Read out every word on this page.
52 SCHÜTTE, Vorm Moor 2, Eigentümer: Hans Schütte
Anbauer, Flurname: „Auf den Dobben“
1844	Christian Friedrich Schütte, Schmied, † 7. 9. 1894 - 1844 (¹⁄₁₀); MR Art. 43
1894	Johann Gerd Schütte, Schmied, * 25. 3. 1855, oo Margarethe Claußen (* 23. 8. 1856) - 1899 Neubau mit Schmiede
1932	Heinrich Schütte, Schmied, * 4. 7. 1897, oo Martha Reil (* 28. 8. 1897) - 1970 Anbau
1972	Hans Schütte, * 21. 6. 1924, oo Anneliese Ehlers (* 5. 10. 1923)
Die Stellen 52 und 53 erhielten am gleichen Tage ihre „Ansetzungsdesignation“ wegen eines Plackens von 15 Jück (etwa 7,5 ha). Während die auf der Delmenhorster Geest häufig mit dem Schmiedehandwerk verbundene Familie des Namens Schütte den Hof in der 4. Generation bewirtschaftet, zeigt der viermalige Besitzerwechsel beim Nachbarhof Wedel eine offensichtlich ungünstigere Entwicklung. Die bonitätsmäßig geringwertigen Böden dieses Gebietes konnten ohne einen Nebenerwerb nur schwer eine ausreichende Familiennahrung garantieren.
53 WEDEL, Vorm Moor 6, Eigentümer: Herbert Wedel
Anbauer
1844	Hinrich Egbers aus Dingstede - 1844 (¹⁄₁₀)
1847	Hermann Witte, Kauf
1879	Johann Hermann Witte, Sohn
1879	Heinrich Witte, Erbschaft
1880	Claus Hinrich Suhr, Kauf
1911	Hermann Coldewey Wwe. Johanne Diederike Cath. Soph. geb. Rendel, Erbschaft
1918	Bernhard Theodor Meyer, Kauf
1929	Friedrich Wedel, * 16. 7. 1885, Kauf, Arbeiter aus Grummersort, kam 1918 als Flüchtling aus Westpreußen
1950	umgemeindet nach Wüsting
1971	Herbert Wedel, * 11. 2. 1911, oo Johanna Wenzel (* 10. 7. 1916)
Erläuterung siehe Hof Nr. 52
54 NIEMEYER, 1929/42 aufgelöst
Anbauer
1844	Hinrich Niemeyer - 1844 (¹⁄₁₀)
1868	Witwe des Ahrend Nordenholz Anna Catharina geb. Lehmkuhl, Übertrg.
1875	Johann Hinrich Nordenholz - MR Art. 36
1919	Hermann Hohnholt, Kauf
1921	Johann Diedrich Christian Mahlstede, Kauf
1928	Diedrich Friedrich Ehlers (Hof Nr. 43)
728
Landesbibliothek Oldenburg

Problem details:
Retype the listing above in full, with no alterations.

The completed task:
Read out every word on this page.
52 SCHÜTTE, Vorm Moor 2, Eigentümer: Hans Schütte
Anbauer, Flurname: „Auf den Dobben“
1844	Christian Friedrich Schütte, Schmied, † 7. 9. 1894 - 1844 (¹⁄₁₀); MR Art. 43
1894	Johann Gerd Schütte, Schmied, * 25. 3. 1855, oo Margarethe Claußen (* 23. 8. 1856) - 1899 Neubau mit Schmiede
1932	Heinrich Schütte, Schmied, * 4. 7. 1897, oo Martha Reil (* 28. 8. 1897) - 1970 Anbau
1972	Hans Schütte, * 21. 6. 1924, oo Anneliese Ehlers (* 5. 10. 1923)
Die Stellen 52 und 53 erhielten am gleichen Tage ihre „Ansetzungsdesignation“ wegen eines Plackens von 15 Jück (etwa 7,5 ha). Während die auf der Delmenhorster Geest häufig mit dem Schmiedehandwerk verbundene Familie des Namens Schütte den Hof in der 4. Generation bewirtschaftet, zeigt der viermalige Besitzerwechsel beim Nachbarhof Wedel eine offensichtlich ungünstigere Entwicklung. Die bonitätsmäßig geringwertigen Böden dieses Gebietes konnten ohne einen Nebenerwerb nur schwer eine ausreichende Familiennahrung garantieren.
53 WEDEL, Vorm Moor 6, Eigentümer: Herbert Wedel
Anbauer
1844	Hinrich Egbers aus Dingstede - 1844 (¹⁄₁₀)
1847	Hermann Witte, Kauf
1879	Johann Hermann Witte, Sohn
1879	Heinrich Witte, Erbschaft
1880	Claus Hinrich Suhr, Kauf
1911	Hermann Coldewey Wwe. Johanne Diederike Cath. Soph. geb. Rendel, Erbschaft
1918	Bernhard Theodor Meyer, Kauf
1929	Friedrich Wedel, * 16. 7. 1885, Kauf, Arbeiter aus Grummersort, kam 1918 als Flüchtling aus Westpreußen
1950	umgemeindet nach Wüsting
1971	Herbert Wedel, * 11. 2. 1911, oo Johanna Wenzel (* 10. 7. 1916)
Erläuterung siehe Hof Nr. 52
54 NIEMEYER, 1929/42 aufgelöst
Anbauer
1844	Hinrich Niemeyer - 1844 (¹⁄₁₀)
1868	Witwe des Ahrend Nordenholz Anna Catharina geb. Lehmkuhl, Übertrg.
1875	Johann Hinrich Nordenholz - MR Art. 36
1919	Hermann Hohnholt, Kauf
1921	Johann Diedrich Christian Mahlstede, Kauf
1928	Diedrich Friedrich Ehlers (Hof Nr. 43)
728
Landesbibliothek Oldenburg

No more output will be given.